## SET TASK
Omit every picture and write out the rest of the records exactly.

## EXTRACTED MATERIAL
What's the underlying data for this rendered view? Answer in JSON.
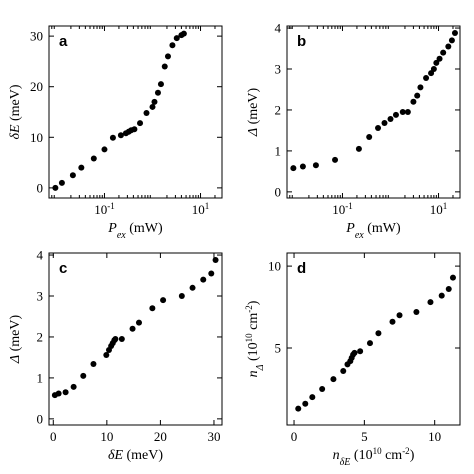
{
  "chart_data": [
    {
      "panel": "a",
      "type": "scatter",
      "xscale": "log",
      "xlim": [
        0.007,
        28
      ],
      "ylim": [
        -2,
        32
      ],
      "xticks": [
        {
          "v": 0.1,
          "base": "10",
          "exp": "-1"
        },
        {
          "v": 10,
          "base": "10",
          "exp": "1"
        }
      ],
      "yticks": [
        0,
        10,
        20,
        30
      ],
      "xlabel": {
        "main": "P",
        "sub": "ex",
        "rest": " (mW)"
      },
      "ylabel": {
        "main": "δE",
        "rest": " (meV)"
      },
      "x": [
        0.0095,
        0.013,
        0.022,
        0.033,
        0.06,
        0.1,
        0.15,
        0.22,
        0.28,
        0.32,
        0.36,
        0.42,
        0.55,
        0.75,
        1.0,
        1.1,
        1.3,
        1.5,
        1.8,
        2.1,
        2.6,
        3.2,
        4.0,
        4.5
      ],
      "y": [
        0.0,
        1.0,
        2.5,
        4.0,
        5.8,
        7.6,
        9.9,
        10.4,
        10.8,
        11.1,
        11.4,
        11.6,
        12.8,
        14.8,
        16.0,
        17.0,
        18.8,
        20.5,
        24.0,
        26.0,
        28.2,
        29.6,
        30.2,
        30.5
      ]
    },
    {
      "panel": "b",
      "type": "scatter",
      "xscale": "log",
      "xlim": [
        0.007,
        28
      ],
      "ylim": [
        -0.15,
        4.05
      ],
      "xticks": [
        {
          "v": 0.1,
          "base": "10",
          "exp": "-1"
        },
        {
          "v": 10,
          "base": "10",
          "exp": "1"
        }
      ],
      "yticks": [
        0,
        1,
        2,
        3,
        4
      ],
      "xlabel": {
        "main": "P",
        "sub": "ex",
        "rest": " (mW)"
      },
      "ylabel": {
        "main": "Δ",
        "rest": " (meV)"
      },
      "x": [
        0.0095,
        0.015,
        0.028,
        0.07,
        0.22,
        0.36,
        0.55,
        0.75,
        1.0,
        1.3,
        1.8,
        2.3,
        3.0,
        3.6,
        4.2,
        5.5,
        7.0,
        8.0,
        9.0,
        10.5,
        12.5,
        16,
        19,
        22
      ],
      "y": [
        0.58,
        0.62,
        0.65,
        0.78,
        1.05,
        1.34,
        1.56,
        1.68,
        1.78,
        1.88,
        1.95,
        1.95,
        2.2,
        2.35,
        2.55,
        2.78,
        2.9,
        3.0,
        3.15,
        3.25,
        3.4,
        3.55,
        3.7,
        3.88
      ]
    },
    {
      "panel": "c",
      "type": "scatter",
      "xlim": [
        -0.8,
        31.5
      ],
      "ylim": [
        -0.15,
        4.05
      ],
      "xticks": [
        {
          "v": 0,
          "label": "0"
        },
        {
          "v": 10,
          "label": "10"
        },
        {
          "v": 20,
          "label": "20"
        },
        {
          "v": 30,
          "label": "30"
        }
      ],
      "yticks": [
        0,
        1,
        2,
        3,
        4
      ],
      "xlabel": {
        "main": "δE",
        "rest": " (meV)"
      },
      "ylabel": {
        "main": "Δ",
        "rest": " (meV)"
      },
      "x": [
        0.3,
        1.0,
        2.3,
        3.8,
        5.6,
        7.5,
        9.9,
        10.4,
        10.8,
        11.1,
        11.4,
        11.6,
        12.8,
        14.8,
        16.0,
        18.5,
        20.5,
        24.0,
        26.0,
        28.0,
        29.5,
        30.3
      ],
      "y": [
        0.58,
        0.62,
        0.65,
        0.78,
        1.05,
        1.34,
        1.56,
        1.68,
        1.78,
        1.85,
        1.92,
        1.95,
        1.95,
        2.2,
        2.35,
        2.7,
        2.9,
        3.0,
        3.2,
        3.4,
        3.55,
        3.88
      ]
    },
    {
      "panel": "d",
      "type": "scatter",
      "xlim": [
        -0.5,
        11.8
      ],
      "ylim": [
        0.3,
        10.8
      ],
      "xticks": [
        {
          "v": 0,
          "label": "0"
        },
        {
          "v": 5,
          "label": "5"
        },
        {
          "v": 10,
          "label": "10"
        }
      ],
      "yticks": [
        5,
        10
      ],
      "xlabel": {
        "main": "n",
        "sub": "δE",
        "rest": " (10",
        "sup": "10",
        "rest2": " cm",
        "sup2": "-2",
        "rest3": ")"
      },
      "ylabel": {
        "main": "n",
        "sub": "Δ",
        "rest": " (10",
        "sup": "10",
        "rest2": " cm",
        "sup2": "-2",
        "rest3": ")"
      },
      "x": [
        0.3,
        0.8,
        1.3,
        2.0,
        2.8,
        3.5,
        3.8,
        4.0,
        4.1,
        4.2,
        4.3,
        4.7,
        5.4,
        6.0,
        7.0,
        7.5,
        8.7,
        9.7,
        10.5,
        11.0,
        11.3
      ],
      "y": [
        1.3,
        1.6,
        2.0,
        2.5,
        3.1,
        3.6,
        4.0,
        4.2,
        4.4,
        4.6,
        4.7,
        4.8,
        5.3,
        5.9,
        6.6,
        7.0,
        7.2,
        7.8,
        8.2,
        8.6,
        9.3
      ]
    }
  ]
}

## ANSWER FOR THIS EXERCISE
What's the underlying data for this rendered view? Answer in JSON.
{
  "chart_data": [
    {
      "panel": "a",
      "type": "scatter",
      "xscale": "log",
      "xlim": [
        0.007,
        28
      ],
      "ylim": [
        -2,
        32
      ],
      "xticks": [
        {
          "v": 0.1,
          "base": "10",
          "exp": "-1"
        },
        {
          "v": 10,
          "base": "10",
          "exp": "1"
        }
      ],
      "yticks": [
        0,
        10,
        20,
        30
      ],
      "xlabel": {
        "main": "P",
        "sub": "ex",
        "rest": " (mW)"
      },
      "ylabel": {
        "main": "δE",
        "rest": " (meV)"
      },
      "x": [
        0.0095,
        0.013,
        0.022,
        0.033,
        0.06,
        0.1,
        0.15,
        0.22,
        0.28,
        0.32,
        0.36,
        0.42,
        0.55,
        0.75,
        1.0,
        1.1,
        1.3,
        1.5,
        1.8,
        2.1,
        2.6,
        3.2,
        4.0,
        4.5
      ],
      "y": [
        0.0,
        1.0,
        2.5,
        4.0,
        5.8,
        7.6,
        9.9,
        10.4,
        10.8,
        11.1,
        11.4,
        11.6,
        12.8,
        14.8,
        16.0,
        17.0,
        18.8,
        20.5,
        24.0,
        26.0,
        28.2,
        29.6,
        30.2,
        30.5
      ]
    },
    {
      "panel": "b",
      "type": "scatter",
      "xscale": "log",
      "xlim": [
        0.007,
        28
      ],
      "ylim": [
        -0.15,
        4.05
      ],
      "xticks": [
        {
          "v": 0.1,
          "base": "10",
          "exp": "-1"
        },
        {
          "v": 10,
          "base": "10",
          "exp": "1"
        }
      ],
      "yticks": [
        0,
        1,
        2,
        3,
        4
      ],
      "xlabel": {
        "main": "P",
        "sub": "ex",
        "rest": " (mW)"
      },
      "ylabel": {
        "main": "Δ",
        "rest": " (meV)"
      },
      "x": [
        0.0095,
        0.015,
        0.028,
        0.07,
        0.22,
        0.36,
        0.55,
        0.75,
        1.0,
        1.3,
        1.8,
        2.3,
        3.0,
        3.6,
        4.2,
        5.5,
        7.0,
        8.0,
        9.0,
        10.5,
        12.5,
        16,
        19,
        22
      ],
      "y": [
        0.58,
        0.62,
        0.65,
        0.78,
        1.05,
        1.34,
        1.56,
        1.68,
        1.78,
        1.88,
        1.95,
        1.95,
        2.2,
        2.35,
        2.55,
        2.78,
        2.9,
        3.0,
        3.15,
        3.25,
        3.4,
        3.55,
        3.7,
        3.88
      ]
    },
    {
      "panel": "c",
      "type": "scatter",
      "xlim": [
        -0.8,
        31.5
      ],
      "ylim": [
        -0.15,
        4.05
      ],
      "xticks": [
        {
          "v": 0,
          "label": "0"
        },
        {
          "v": 10,
          "label": "10"
        },
        {
          "v": 20,
          "label": "20"
        },
        {
          "v": 30,
          "label": "30"
        }
      ],
      "yticks": [
        0,
        1,
        2,
        3,
        4
      ],
      "xlabel": {
        "main": "δE",
        "rest": " (meV)"
      },
      "ylabel": {
        "main": "Δ",
        "rest": " (meV)"
      },
      "x": [
        0.3,
        1.0,
        2.3,
        3.8,
        5.6,
        7.5,
        9.9,
        10.4,
        10.8,
        11.1,
        11.4,
        11.6,
        12.8,
        14.8,
        16.0,
        18.5,
        20.5,
        24.0,
        26.0,
        28.0,
        29.5,
        30.3
      ],
      "y": [
        0.58,
        0.62,
        0.65,
        0.78,
        1.05,
        1.34,
        1.56,
        1.68,
        1.78,
        1.85,
        1.92,
        1.95,
        1.95,
        2.2,
        2.35,
        2.7,
        2.9,
        3.0,
        3.2,
        3.4,
        3.55,
        3.88
      ]
    },
    {
      "panel": "d",
      "type": "scatter",
      "xlim": [
        -0.5,
        11.8
      ],
      "ylim": [
        0.3,
        10.8
      ],
      "xticks": [
        {
          "v": 0,
          "label": "0"
        },
        {
          "v": 5,
          "label": "5"
        },
        {
          "v": 10,
          "label": "10"
        }
      ],
      "yticks": [
        5,
        10
      ],
      "xlabel": {
        "main": "n",
        "sub": "δE",
        "rest": " (10",
        "sup": "10",
        "rest2": " cm",
        "sup2": "-2",
        "rest3": ")"
      },
      "ylabel": {
        "main": "n",
        "sub": "Δ",
        "rest": " (10",
        "sup": "10",
        "rest2": " cm",
        "sup2": "-2",
        "rest3": ")"
      },
      "x": [
        0.3,
        0.8,
        1.3,
        2.0,
        2.8,
        3.5,
        3.8,
        4.0,
        4.1,
        4.2,
        4.3,
        4.7,
        5.4,
        6.0,
        7.0,
        7.5,
        8.7,
        9.7,
        10.5,
        11.0,
        11.3
      ],
      "y": [
        1.3,
        1.6,
        2.0,
        2.5,
        3.1,
        3.6,
        4.0,
        4.2,
        4.4,
        4.6,
        4.7,
        4.8,
        5.3,
        5.9,
        6.6,
        7.0,
        7.2,
        7.8,
        8.2,
        8.6,
        9.3
      ]
    }
  ]
}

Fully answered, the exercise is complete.